> WHAT YOU HAVE TO DO
Tally up the lines below that include the word "significance". Answer with the number alone.

> GIVEN ENTRIES
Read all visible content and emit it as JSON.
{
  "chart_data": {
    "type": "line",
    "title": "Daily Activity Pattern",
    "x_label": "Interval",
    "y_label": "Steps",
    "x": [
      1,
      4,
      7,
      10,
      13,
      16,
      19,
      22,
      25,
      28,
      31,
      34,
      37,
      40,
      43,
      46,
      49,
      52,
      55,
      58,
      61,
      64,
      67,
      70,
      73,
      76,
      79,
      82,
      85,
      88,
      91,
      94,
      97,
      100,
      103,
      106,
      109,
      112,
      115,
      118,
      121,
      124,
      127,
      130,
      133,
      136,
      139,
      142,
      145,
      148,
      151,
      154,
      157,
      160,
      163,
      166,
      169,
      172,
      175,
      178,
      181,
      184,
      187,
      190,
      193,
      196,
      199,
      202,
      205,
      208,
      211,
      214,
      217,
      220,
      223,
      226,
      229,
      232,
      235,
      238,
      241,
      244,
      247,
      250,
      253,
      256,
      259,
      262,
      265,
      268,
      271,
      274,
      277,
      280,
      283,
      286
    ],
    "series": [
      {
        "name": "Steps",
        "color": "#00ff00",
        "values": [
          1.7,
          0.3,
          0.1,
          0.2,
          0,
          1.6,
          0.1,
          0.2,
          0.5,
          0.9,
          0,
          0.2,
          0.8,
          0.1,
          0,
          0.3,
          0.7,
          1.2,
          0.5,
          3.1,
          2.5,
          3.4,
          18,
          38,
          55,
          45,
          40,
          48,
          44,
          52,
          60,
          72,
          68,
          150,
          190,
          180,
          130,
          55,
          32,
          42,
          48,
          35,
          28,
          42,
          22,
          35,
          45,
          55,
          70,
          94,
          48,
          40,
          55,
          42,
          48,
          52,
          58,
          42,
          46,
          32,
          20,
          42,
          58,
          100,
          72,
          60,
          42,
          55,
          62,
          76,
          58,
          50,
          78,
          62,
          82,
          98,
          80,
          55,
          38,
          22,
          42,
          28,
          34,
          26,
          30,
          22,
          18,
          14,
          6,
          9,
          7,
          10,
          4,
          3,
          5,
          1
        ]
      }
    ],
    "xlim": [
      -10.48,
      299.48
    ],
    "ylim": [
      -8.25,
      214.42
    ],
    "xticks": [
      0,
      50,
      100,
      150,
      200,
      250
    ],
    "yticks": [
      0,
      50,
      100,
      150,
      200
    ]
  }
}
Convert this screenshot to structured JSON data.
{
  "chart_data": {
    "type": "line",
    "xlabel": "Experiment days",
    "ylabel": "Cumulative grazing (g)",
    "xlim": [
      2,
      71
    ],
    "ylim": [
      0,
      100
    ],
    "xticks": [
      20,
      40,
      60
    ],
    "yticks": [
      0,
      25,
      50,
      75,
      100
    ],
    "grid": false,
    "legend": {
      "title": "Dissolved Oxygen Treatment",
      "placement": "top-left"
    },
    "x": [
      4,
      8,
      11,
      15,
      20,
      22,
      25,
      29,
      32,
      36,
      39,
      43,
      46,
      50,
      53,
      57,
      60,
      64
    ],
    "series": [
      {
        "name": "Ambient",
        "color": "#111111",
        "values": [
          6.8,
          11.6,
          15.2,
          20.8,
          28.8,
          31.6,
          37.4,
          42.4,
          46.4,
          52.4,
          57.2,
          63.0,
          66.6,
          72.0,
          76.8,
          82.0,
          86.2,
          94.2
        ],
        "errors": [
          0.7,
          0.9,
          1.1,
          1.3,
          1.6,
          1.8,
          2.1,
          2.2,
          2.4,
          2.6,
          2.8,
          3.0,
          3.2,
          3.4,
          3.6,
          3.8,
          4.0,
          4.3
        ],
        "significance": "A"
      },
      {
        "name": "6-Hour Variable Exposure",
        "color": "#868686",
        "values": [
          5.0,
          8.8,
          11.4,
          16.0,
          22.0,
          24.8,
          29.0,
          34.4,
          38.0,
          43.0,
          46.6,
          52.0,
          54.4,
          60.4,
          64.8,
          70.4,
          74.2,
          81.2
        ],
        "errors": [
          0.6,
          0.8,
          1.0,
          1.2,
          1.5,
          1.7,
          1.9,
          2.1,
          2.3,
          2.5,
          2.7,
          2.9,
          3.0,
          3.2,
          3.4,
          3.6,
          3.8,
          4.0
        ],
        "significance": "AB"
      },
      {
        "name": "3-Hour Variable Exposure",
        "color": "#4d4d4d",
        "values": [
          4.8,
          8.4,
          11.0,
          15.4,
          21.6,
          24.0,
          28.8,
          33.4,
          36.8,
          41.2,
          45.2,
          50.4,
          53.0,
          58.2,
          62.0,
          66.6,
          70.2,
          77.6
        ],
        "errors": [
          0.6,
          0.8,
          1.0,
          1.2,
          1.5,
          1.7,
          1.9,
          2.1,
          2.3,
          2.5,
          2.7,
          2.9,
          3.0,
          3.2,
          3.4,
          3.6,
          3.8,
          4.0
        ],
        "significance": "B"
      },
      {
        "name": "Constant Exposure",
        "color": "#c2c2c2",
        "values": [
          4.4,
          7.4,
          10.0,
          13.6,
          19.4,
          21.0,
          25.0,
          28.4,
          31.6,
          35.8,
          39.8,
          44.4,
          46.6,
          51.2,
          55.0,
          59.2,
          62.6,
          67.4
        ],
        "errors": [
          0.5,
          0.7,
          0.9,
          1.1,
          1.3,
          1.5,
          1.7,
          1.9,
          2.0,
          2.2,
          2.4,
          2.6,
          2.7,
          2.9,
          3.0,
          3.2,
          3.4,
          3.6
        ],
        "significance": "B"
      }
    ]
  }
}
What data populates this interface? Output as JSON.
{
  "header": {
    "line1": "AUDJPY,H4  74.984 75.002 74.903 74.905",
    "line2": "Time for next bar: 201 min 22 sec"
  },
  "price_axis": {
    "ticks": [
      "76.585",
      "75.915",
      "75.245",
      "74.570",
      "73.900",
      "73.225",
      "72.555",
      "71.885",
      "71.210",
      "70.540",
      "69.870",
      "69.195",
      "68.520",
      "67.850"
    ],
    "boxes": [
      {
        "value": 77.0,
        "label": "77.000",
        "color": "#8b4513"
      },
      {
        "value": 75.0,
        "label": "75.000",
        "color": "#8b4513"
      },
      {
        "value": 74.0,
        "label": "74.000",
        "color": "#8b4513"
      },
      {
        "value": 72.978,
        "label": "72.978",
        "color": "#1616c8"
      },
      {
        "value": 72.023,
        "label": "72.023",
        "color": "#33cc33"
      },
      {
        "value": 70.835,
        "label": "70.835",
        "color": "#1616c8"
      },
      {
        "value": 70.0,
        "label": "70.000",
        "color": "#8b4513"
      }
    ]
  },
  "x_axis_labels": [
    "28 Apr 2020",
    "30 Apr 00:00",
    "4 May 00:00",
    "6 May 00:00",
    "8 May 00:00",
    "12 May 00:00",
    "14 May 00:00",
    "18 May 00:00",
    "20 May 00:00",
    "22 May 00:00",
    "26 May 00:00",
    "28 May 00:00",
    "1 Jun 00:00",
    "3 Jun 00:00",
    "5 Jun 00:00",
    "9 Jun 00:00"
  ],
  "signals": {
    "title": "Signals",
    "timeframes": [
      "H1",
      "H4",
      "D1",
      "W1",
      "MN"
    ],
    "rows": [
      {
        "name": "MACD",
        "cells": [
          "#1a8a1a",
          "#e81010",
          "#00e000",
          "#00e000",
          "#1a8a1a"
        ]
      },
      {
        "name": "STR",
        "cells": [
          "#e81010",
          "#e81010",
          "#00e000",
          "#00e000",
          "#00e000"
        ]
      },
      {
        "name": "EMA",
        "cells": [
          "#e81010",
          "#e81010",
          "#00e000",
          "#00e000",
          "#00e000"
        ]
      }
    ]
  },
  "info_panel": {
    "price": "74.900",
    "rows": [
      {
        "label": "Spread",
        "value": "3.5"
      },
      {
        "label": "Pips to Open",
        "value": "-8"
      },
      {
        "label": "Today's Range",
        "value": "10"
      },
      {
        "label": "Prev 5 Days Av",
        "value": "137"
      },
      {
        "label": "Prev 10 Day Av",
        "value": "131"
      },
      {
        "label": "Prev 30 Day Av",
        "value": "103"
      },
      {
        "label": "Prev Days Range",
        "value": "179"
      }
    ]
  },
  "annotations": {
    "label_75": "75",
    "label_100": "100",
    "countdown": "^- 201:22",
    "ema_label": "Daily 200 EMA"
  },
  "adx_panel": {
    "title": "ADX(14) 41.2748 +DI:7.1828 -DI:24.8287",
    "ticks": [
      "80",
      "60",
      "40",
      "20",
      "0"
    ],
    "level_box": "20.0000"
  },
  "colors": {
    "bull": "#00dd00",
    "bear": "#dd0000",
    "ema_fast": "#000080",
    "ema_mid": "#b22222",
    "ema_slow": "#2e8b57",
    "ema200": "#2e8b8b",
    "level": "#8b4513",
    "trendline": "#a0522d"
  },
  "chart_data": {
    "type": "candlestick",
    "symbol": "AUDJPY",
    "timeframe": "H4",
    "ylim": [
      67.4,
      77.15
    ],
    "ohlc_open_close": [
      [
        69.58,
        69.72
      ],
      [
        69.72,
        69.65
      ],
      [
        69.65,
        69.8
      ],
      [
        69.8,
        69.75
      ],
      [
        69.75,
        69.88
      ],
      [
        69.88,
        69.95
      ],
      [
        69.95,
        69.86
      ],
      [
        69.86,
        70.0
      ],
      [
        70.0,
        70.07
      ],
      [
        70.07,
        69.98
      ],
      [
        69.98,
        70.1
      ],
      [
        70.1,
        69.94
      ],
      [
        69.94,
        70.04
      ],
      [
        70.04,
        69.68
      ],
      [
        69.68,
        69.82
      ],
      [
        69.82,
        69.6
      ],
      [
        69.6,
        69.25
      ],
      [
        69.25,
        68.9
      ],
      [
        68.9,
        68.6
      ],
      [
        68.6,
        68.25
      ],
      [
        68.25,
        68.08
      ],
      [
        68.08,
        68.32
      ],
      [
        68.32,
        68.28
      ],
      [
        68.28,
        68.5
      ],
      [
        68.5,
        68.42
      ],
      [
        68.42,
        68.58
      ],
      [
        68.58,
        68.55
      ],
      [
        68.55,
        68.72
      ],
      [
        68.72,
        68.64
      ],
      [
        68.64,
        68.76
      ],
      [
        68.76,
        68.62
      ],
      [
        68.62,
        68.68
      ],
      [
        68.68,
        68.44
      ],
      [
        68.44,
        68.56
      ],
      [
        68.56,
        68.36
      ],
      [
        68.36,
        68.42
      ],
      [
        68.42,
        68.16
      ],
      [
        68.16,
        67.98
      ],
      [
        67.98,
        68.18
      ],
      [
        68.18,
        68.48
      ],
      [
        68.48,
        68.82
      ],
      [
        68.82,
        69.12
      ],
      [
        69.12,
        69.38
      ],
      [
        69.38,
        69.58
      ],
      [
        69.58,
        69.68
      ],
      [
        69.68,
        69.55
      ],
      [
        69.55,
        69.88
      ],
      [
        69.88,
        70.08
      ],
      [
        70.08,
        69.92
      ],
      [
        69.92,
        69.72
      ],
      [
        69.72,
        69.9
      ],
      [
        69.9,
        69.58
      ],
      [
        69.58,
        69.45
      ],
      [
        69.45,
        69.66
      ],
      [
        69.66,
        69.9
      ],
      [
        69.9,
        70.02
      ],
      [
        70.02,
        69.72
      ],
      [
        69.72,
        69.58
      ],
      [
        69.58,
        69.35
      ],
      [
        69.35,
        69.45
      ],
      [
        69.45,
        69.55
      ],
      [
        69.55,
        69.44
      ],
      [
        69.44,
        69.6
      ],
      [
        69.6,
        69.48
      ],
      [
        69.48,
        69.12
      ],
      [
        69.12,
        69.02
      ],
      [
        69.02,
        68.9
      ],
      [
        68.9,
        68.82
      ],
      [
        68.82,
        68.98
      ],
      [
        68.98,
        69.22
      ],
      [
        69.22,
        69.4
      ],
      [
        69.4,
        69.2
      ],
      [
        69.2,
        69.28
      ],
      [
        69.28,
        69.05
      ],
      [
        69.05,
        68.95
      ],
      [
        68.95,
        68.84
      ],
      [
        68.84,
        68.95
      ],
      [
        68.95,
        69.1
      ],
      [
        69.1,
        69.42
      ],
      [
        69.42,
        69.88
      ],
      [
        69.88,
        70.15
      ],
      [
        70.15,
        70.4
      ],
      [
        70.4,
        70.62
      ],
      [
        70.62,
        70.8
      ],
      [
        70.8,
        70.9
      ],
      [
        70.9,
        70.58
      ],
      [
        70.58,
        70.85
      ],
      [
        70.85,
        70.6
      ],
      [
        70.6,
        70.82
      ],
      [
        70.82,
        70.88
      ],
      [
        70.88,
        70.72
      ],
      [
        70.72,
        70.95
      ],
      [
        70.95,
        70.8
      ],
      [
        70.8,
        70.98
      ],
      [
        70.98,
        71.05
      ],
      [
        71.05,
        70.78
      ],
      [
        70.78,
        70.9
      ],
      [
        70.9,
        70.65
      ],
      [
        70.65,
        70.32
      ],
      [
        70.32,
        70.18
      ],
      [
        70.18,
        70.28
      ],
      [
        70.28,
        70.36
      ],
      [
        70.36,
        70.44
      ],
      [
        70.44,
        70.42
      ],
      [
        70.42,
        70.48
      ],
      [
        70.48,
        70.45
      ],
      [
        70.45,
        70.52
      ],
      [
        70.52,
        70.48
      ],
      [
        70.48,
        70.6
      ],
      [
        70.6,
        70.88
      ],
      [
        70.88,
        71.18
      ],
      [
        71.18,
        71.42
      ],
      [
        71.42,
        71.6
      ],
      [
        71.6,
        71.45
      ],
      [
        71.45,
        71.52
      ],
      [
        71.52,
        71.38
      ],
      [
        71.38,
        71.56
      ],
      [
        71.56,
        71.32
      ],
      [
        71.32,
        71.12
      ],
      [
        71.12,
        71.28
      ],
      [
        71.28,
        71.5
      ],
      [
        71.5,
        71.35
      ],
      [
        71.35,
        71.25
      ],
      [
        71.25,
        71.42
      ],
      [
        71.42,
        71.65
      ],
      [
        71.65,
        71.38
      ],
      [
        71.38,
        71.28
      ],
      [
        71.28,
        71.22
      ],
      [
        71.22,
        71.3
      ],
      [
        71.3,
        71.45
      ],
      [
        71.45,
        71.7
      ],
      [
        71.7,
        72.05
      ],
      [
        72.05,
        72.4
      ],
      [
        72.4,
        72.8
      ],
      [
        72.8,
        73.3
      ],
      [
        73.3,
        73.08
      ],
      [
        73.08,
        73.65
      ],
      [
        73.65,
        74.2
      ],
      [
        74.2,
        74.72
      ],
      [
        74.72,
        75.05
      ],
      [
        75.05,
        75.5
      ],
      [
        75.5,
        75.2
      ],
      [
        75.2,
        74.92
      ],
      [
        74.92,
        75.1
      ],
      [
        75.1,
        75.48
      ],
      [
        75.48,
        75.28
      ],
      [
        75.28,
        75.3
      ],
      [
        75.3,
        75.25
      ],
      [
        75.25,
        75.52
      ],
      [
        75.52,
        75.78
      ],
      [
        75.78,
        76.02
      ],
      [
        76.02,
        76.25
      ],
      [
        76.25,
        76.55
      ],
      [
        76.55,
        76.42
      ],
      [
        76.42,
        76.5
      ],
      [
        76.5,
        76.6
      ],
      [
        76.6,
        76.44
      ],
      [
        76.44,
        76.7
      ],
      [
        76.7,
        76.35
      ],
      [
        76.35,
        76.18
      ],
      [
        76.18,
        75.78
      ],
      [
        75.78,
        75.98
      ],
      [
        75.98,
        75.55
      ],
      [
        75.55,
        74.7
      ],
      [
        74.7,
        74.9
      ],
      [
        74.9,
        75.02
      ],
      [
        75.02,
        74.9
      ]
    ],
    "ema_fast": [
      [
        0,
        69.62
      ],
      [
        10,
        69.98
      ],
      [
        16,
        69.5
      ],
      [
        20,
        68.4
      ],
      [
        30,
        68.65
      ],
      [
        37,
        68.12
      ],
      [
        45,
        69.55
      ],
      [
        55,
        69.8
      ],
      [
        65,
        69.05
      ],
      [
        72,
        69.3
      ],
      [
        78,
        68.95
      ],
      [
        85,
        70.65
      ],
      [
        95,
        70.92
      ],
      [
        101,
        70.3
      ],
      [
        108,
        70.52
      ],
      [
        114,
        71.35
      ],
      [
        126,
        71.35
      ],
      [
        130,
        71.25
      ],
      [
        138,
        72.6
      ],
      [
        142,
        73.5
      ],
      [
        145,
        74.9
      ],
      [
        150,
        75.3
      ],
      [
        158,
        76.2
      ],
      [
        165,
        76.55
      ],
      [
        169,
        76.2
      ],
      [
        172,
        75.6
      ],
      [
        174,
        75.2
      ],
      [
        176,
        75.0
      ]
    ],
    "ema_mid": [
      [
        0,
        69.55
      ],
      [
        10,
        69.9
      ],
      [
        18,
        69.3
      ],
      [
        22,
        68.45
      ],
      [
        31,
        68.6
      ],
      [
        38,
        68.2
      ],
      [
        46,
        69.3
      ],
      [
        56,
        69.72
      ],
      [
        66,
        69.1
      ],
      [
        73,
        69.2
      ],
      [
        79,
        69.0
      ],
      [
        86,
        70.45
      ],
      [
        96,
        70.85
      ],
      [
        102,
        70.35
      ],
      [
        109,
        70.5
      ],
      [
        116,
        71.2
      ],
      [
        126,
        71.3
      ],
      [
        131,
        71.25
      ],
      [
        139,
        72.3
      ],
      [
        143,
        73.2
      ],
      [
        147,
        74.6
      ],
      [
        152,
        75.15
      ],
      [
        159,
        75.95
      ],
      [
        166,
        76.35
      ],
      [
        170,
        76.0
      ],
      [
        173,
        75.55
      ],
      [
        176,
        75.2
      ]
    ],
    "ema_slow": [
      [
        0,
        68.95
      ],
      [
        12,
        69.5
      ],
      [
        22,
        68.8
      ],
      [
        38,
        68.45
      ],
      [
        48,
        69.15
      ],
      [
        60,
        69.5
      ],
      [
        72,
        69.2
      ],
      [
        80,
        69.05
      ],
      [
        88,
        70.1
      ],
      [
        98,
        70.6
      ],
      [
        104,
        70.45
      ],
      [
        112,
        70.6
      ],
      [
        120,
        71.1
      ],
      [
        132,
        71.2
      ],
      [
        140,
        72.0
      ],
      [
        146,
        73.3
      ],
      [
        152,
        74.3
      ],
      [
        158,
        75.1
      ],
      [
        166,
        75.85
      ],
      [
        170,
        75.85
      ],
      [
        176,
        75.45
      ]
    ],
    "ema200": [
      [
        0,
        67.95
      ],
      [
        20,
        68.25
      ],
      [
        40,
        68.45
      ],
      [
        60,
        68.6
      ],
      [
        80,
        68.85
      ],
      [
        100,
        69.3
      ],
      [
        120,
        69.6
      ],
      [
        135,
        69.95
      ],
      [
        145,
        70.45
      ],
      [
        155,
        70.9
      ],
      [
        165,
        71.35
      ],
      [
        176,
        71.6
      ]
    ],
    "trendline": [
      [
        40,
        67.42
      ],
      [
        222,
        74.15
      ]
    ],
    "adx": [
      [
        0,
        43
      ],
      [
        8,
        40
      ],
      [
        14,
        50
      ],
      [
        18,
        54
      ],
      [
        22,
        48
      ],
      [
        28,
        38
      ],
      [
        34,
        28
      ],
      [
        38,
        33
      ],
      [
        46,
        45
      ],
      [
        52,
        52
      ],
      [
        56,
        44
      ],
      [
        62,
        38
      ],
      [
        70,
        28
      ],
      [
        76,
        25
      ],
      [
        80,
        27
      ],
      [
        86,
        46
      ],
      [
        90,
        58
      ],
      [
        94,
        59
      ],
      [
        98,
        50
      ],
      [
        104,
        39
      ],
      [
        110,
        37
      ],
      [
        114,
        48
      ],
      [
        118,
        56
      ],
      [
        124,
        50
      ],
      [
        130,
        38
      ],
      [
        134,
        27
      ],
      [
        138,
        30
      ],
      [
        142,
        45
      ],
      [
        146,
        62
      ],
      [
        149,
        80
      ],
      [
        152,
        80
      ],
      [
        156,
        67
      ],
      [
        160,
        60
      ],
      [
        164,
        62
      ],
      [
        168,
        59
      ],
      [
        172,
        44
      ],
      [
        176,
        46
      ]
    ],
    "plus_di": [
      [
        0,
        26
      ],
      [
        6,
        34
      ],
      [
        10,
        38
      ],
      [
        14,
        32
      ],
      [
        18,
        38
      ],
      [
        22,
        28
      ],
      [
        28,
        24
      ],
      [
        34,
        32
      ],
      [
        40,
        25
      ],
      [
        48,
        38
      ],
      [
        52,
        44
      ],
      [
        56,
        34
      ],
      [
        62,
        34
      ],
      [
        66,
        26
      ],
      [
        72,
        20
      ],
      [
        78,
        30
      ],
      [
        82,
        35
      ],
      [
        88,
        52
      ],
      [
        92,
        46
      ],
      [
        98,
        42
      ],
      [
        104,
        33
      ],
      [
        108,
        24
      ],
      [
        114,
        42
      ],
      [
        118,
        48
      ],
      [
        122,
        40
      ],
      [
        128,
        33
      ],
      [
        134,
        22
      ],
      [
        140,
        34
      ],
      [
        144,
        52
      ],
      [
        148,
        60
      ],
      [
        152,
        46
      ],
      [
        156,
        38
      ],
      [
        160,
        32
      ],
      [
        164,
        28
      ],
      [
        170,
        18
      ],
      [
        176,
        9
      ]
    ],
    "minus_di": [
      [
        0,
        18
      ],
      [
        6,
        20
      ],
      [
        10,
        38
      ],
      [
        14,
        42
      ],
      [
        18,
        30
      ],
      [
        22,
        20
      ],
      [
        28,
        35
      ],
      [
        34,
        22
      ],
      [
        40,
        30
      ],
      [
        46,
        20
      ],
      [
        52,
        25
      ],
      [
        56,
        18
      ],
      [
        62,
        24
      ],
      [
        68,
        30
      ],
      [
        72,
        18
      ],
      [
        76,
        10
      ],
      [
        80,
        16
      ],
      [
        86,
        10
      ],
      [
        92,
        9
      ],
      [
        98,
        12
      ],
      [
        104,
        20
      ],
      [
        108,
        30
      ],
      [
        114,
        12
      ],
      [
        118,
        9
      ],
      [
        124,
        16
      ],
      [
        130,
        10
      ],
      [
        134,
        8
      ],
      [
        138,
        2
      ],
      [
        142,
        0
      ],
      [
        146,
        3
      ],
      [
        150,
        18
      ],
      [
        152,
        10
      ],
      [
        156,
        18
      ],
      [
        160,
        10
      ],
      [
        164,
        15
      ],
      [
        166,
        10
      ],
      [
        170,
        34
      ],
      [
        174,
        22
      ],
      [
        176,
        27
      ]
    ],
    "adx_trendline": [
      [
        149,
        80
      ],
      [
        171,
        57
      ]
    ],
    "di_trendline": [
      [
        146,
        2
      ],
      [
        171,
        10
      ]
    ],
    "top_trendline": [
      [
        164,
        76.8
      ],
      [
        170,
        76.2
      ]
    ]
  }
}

> RESPONSE
4